:: Aim of the exercise ::
Write out every entry exactly as it stands.

(Records from a collection)
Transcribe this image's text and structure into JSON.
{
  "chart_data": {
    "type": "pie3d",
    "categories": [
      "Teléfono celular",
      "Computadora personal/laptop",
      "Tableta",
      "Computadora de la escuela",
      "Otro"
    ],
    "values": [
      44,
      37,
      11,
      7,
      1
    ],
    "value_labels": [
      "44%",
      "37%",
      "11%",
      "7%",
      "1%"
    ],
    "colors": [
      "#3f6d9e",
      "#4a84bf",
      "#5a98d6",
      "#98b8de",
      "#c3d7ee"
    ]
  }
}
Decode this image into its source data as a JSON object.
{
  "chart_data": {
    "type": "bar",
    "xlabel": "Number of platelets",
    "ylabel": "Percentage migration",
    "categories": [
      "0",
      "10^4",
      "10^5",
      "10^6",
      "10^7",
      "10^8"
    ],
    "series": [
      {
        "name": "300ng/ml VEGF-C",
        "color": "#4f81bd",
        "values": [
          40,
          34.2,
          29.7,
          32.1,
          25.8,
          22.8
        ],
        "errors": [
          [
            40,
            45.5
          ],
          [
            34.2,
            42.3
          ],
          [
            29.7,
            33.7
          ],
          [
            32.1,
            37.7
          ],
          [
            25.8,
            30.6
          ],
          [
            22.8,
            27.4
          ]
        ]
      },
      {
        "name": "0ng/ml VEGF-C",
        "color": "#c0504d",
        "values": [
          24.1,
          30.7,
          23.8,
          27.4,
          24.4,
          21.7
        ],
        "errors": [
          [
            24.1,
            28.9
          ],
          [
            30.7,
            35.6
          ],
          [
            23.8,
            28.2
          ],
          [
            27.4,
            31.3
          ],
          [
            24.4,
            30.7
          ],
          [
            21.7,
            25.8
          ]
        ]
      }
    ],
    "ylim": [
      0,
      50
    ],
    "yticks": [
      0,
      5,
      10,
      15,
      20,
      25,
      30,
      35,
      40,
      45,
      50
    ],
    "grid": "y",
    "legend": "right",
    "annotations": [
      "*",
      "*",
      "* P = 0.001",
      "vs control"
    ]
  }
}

:: Finished answer ::
Transcribe this image's text and structure into JSON.
{
  "chart_data": {
    "type": "pie3d",
    "categories": [
      "Teléfono celular",
      "Computadora personal/laptop",
      "Tableta",
      "Computadora de la escuela",
      "Otro"
    ],
    "values": [
      44,
      37,
      11,
      7,
      1
    ],
    "value_labels": [
      "44%",
      "37%",
      "11%",
      "7%",
      "1%"
    ],
    "colors": [
      "#3f6d9e",
      "#4a84bf",
      "#5a98d6",
      "#98b8de",
      "#c3d7ee"
    ]
  }
}
Decode this image into its source data as a JSON object.
{
  "chart_data": {
    "type": "bar",
    "xlabel": "Number of platelets",
    "ylabel": "Percentage migration",
    "categories": [
      "0",
      "10^4",
      "10^5",
      "10^6",
      "10^7",
      "10^8"
    ],
    "series": [
      {
        "name": "300ng/ml VEGF-C",
        "color": "#4f81bd",
        "values": [
          40,
          34.2,
          29.7,
          32.1,
          25.8,
          22.8
        ],
        "errors": [
          [
            40,
            45.5
          ],
          [
            34.2,
            42.3
          ],
          [
            29.7,
            33.7
          ],
          [
            32.1,
            37.7
          ],
          [
            25.8,
            30.6
          ],
          [
            22.8,
            27.4
          ]
        ]
      },
      {
        "name": "0ng/ml VEGF-C",
        "color": "#c0504d",
        "values": [
          24.1,
          30.7,
          23.8,
          27.4,
          24.4,
          21.7
        ],
        "errors": [
          [
            24.1,
            28.9
          ],
          [
            30.7,
            35.6
          ],
          [
            23.8,
            28.2
          ],
          [
            27.4,
            31.3
          ],
          [
            24.4,
            30.7
          ],
          [
            21.7,
            25.8
          ]
        ]
      }
    ],
    "ylim": [
      0,
      50
    ],
    "yticks": [
      0,
      5,
      10,
      15,
      20,
      25,
      30,
      35,
      40,
      45,
      50
    ],
    "grid": "y",
    "legend": "right",
    "annotations": [
      "*",
      "*",
      "* P = 0.001",
      "vs control"
    ]
  }
}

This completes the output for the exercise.